• _WORK TO BE COMPLETED_: Print the entire listing. Each line must match the original exactly.

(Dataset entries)
################

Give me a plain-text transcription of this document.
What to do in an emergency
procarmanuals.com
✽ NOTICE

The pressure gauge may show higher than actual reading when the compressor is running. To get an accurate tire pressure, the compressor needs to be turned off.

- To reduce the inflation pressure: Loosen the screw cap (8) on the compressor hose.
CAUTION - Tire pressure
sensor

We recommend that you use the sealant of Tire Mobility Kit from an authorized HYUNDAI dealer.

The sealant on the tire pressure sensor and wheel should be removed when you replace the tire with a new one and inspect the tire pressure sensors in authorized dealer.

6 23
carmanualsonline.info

################

• _ANSWER_:
Give me a plain-text transcription of this document.
What to do in an emergency
procarmanuals.com
✽ NOTICE

The pressure gauge may show higher than actual reading when the compressor is running. To get an accurate tire pressure, the compressor needs to be turned off.

- To reduce the inflation pressure: Loosen the screw cap (8) on the compressor hose.
CAUTION - Tire pressure
sensor

We recommend that you use the sealant of Tire Mobility Kit from an authorized HYUNDAI dealer.

The sealant on the tire pressure sensor and wheel should be removed when you replace the tire with a new one and inspect the tire pressure sensors in authorized dealer.

6 23
carmanualsonline.info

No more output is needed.